- Exercise input -
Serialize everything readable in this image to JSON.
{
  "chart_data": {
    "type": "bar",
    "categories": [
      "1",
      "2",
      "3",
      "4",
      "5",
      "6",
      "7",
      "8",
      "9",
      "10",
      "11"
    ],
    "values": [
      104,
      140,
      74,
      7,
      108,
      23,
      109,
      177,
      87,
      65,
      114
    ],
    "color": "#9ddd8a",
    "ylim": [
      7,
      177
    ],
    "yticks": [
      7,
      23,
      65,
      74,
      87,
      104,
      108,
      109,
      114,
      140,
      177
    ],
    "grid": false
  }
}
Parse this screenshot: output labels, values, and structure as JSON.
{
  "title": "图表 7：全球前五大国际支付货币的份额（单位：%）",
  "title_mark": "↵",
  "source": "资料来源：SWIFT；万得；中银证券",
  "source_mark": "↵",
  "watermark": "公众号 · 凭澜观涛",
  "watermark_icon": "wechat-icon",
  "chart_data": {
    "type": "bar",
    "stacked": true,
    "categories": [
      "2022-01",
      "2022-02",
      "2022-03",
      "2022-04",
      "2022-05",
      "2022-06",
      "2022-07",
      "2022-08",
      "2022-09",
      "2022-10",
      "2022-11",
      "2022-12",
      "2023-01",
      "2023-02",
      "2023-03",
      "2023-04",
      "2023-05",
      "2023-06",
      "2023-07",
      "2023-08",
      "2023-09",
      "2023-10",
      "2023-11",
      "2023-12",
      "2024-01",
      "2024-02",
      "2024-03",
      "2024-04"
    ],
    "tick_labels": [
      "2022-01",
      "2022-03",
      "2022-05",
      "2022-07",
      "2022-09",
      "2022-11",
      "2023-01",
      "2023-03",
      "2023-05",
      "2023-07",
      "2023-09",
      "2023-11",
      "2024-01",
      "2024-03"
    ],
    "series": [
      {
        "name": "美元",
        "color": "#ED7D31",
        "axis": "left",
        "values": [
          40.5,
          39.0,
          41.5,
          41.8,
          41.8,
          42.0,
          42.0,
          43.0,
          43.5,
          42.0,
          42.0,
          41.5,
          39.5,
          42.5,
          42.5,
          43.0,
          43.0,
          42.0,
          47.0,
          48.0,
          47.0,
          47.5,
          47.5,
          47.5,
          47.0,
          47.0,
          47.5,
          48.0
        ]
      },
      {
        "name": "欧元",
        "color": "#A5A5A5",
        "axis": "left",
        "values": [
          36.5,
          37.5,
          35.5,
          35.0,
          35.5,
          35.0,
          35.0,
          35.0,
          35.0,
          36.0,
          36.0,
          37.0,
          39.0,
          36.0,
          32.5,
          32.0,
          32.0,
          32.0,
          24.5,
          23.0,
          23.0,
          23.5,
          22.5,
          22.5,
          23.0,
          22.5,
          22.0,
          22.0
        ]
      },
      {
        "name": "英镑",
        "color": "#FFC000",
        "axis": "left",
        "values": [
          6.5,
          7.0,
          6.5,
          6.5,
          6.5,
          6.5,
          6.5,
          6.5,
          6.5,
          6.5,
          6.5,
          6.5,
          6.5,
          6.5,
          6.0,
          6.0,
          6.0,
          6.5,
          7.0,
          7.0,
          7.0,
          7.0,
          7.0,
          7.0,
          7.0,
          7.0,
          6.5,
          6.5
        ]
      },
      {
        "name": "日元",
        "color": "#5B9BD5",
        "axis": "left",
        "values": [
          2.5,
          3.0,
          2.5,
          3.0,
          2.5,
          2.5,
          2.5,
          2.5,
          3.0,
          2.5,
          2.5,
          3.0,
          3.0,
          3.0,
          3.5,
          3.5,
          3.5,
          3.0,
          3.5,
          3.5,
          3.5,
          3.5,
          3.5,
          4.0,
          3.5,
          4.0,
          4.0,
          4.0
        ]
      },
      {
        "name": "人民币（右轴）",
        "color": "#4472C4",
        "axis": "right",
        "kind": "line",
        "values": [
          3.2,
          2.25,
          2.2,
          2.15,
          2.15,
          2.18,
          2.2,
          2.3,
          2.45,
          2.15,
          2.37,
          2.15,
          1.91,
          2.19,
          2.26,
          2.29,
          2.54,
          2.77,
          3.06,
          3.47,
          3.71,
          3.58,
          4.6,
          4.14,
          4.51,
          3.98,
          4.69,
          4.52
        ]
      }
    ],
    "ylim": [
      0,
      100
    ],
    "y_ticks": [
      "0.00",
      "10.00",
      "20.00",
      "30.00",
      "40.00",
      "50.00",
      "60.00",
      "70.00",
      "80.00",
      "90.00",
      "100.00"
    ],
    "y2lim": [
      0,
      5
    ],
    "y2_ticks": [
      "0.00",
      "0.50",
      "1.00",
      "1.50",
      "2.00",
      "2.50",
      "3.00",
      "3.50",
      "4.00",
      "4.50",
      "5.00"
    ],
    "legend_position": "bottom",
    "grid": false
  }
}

- Work to complete -
Recopy all the lines exactly as they appear.

- Full response -
Serialize everything readable in this image to JSON.
{
  "chart_data": {
    "type": "bar",
    "categories": [
      "1",
      "2",
      "3",
      "4",
      "5",
      "6",
      "7",
      "8",
      "9",
      "10",
      "11"
    ],
    "values": [
      104,
      140,
      74,
      7,
      108,
      23,
      109,
      177,
      87,
      65,
      114
    ],
    "color": "#9ddd8a",
    "ylim": [
      7,
      177
    ],
    "yticks": [
      7,
      23,
      65,
      74,
      87,
      104,
      108,
      109,
      114,
      140,
      177
    ],
    "grid": false
  }
}
Parse this screenshot: output labels, values, and structure as JSON.
{
  "title": "图表 7：全球前五大国际支付货币的份额（单位：%）",
  "title_mark": "↵",
  "source": "资料来源：SWIFT；万得；中银证券",
  "source_mark": "↵",
  "watermark": "公众号 · 凭澜观涛",
  "watermark_icon": "wechat-icon",
  "chart_data": {
    "type": "bar",
    "stacked": true,
    "categories": [
      "2022-01",
      "2022-02",
      "2022-03",
      "2022-04",
      "2022-05",
      "2022-06",
      "2022-07",
      "2022-08",
      "2022-09",
      "2022-10",
      "2022-11",
      "2022-12",
      "2023-01",
      "2023-02",
      "2023-03",
      "2023-04",
      "2023-05",
      "2023-06",
      "2023-07",
      "2023-08",
      "2023-09",
      "2023-10",
      "2023-11",
      "2023-12",
      "2024-01",
      "2024-02",
      "2024-03",
      "2024-04"
    ],
    "tick_labels": [
      "2022-01",
      "2022-03",
      "2022-05",
      "2022-07",
      "2022-09",
      "2022-11",
      "2023-01",
      "2023-03",
      "2023-05",
      "2023-07",
      "2023-09",
      "2023-11",
      "2024-01",
      "2024-03"
    ],
    "series": [
      {
        "name": "美元",
        "color": "#ED7D31",
        "axis": "left",
        "values": [
          40.5,
          39.0,
          41.5,
          41.8,
          41.8,
          42.0,
          42.0,
          43.0,
          43.5,
          42.0,
          42.0,
          41.5,
          39.5,
          42.5,
          42.5,
          43.0,
          43.0,
          42.0,
          47.0,
          48.0,
          47.0,
          47.5,
          47.5,
          47.5,
          47.0,
          47.0,
          47.5,
          48.0
        ]
      },
      {
        "name": "欧元",
        "color": "#A5A5A5",
        "axis": "left",
        "values": [
          36.5,
          37.5,
          35.5,
          35.0,
          35.5,
          35.0,
          35.0,
          35.0,
          35.0,
          36.0,
          36.0,
          37.0,
          39.0,
          36.0,
          32.5,
          32.0,
          32.0,
          32.0,
          24.5,
          23.0,
          23.0,
          23.5,
          22.5,
          22.5,
          23.0,
          22.5,
          22.0,
          22.0
        ]
      },
      {
        "name": "英镑",
        "color": "#FFC000",
        "axis": "left",
        "values": [
          6.5,
          7.0,
          6.5,
          6.5,
          6.5,
          6.5,
          6.5,
          6.5,
          6.5,
          6.5,
          6.5,
          6.5,
          6.5,
          6.5,
          6.0,
          6.0,
          6.0,
          6.5,
          7.0,
          7.0,
          7.0,
          7.0,
          7.0,
          7.0,
          7.0,
          7.0,
          6.5,
          6.5
        ]
      },
      {
        "name": "日元",
        "color": "#5B9BD5",
        "axis": "left",
        "values": [
          2.5,
          3.0,
          2.5,
          3.0,
          2.5,
          2.5,
          2.5,
          2.5,
          3.0,
          2.5,
          2.5,
          3.0,
          3.0,
          3.0,
          3.5,
          3.5,
          3.5,
          3.0,
          3.5,
          3.5,
          3.5,
          3.5,
          3.5,
          4.0,
          3.5,
          4.0,
          4.0,
          4.0
        ]
      },
      {
        "name": "人民币（右轴）",
        "color": "#4472C4",
        "axis": "right",
        "kind": "line",
        "values": [
          3.2,
          2.25,
          2.2,
          2.15,
          2.15,
          2.18,
          2.2,
          2.3,
          2.45,
          2.15,
          2.37,
          2.15,
          1.91,
          2.19,
          2.26,
          2.29,
          2.54,
          2.77,
          3.06,
          3.47,
          3.71,
          3.58,
          4.6,
          4.14,
          4.51,
          3.98,
          4.69,
          4.52
        ]
      }
    ],
    "ylim": [
      0,
      100
    ],
    "y_ticks": [
      "0.00",
      "10.00",
      "20.00",
      "30.00",
      "40.00",
      "50.00",
      "60.00",
      "70.00",
      "80.00",
      "90.00",
      "100.00"
    ],
    "y2lim": [
      0,
      5
    ],
    "y2_ticks": [
      "0.00",
      "0.50",
      "1.00",
      "1.50",
      "2.00",
      "2.50",
      "3.00",
      "3.50",
      "4.00",
      "4.50",
      "5.00"
    ],
    "legend_position": "bottom",
    "grid": false
  }
}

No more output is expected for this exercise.